Pick out each line of the records in which the word "消防设施操作员之消防设备高级技能" appears.

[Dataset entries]

>> begin

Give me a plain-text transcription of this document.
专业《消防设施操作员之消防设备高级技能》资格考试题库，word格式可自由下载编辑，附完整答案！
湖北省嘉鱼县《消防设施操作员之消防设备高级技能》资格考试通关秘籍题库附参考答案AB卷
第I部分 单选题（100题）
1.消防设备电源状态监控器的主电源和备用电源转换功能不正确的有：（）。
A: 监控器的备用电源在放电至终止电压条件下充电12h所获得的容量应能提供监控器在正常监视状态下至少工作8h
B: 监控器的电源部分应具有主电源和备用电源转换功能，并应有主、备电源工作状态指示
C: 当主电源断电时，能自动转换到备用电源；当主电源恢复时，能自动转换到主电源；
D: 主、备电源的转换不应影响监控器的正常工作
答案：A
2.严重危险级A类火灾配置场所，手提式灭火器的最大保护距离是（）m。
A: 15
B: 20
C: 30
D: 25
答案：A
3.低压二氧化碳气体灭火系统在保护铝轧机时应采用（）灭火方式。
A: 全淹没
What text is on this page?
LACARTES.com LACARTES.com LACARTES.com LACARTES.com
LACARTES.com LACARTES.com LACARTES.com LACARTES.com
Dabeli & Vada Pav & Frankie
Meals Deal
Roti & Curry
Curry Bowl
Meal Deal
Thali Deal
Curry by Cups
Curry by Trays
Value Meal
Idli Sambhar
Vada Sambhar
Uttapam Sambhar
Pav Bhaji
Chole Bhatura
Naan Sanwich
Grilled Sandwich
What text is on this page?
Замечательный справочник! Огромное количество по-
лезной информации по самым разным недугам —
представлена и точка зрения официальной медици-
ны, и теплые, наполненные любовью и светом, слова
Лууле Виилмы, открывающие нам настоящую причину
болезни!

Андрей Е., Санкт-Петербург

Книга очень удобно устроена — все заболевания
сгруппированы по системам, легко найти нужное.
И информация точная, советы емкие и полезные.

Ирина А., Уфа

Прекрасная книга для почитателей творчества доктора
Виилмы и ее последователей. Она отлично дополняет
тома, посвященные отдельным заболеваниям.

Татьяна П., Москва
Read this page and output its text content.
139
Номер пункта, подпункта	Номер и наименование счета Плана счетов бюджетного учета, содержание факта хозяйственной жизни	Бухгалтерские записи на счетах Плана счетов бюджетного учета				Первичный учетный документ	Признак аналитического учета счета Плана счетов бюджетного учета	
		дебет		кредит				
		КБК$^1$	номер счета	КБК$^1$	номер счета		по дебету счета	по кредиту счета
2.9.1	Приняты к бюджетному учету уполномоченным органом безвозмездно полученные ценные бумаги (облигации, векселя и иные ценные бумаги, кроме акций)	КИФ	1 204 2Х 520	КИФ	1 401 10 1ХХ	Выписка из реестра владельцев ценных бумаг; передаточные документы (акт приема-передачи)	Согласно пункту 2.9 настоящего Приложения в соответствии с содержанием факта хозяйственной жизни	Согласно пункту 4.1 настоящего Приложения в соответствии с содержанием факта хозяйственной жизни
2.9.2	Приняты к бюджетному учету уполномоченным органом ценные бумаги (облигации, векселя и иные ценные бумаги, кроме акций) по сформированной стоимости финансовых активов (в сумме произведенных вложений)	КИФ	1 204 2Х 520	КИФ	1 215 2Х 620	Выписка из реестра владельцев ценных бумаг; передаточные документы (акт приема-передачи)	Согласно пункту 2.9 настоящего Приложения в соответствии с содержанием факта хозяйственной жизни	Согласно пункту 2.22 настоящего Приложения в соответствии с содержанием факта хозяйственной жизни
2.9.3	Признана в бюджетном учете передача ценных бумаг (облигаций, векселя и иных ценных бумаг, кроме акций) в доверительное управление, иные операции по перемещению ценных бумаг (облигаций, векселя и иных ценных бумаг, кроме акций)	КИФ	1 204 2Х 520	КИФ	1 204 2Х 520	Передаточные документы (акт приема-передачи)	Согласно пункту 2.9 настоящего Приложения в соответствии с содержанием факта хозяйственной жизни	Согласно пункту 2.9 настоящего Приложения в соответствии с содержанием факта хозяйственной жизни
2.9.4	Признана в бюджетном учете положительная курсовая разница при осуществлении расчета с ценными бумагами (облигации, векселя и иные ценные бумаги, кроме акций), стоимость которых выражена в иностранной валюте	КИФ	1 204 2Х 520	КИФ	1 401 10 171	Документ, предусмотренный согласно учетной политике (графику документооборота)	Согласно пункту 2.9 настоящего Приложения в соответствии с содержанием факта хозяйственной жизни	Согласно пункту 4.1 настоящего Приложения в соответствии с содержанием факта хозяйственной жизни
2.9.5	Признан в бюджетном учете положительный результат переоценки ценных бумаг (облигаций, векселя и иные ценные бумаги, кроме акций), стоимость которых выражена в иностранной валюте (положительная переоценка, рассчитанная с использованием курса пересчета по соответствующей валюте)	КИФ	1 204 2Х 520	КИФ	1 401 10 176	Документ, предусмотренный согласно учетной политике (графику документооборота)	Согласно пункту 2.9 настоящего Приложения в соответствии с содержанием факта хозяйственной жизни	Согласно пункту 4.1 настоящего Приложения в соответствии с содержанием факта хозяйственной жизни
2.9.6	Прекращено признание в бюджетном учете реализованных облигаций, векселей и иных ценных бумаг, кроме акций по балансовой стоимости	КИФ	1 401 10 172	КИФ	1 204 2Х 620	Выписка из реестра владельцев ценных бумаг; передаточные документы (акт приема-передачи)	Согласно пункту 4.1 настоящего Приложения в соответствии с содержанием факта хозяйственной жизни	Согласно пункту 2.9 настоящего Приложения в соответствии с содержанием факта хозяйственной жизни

>> end

→ **Expected output**
专业《消防设施操作员之消防设备高级技能》资格考试题库，word格式可自由下载编辑，附完整答案！
湖北省嘉鱼县《消防设施操作员之消防设备高级技能》资格考试通关秘籍题库附参考答案AB卷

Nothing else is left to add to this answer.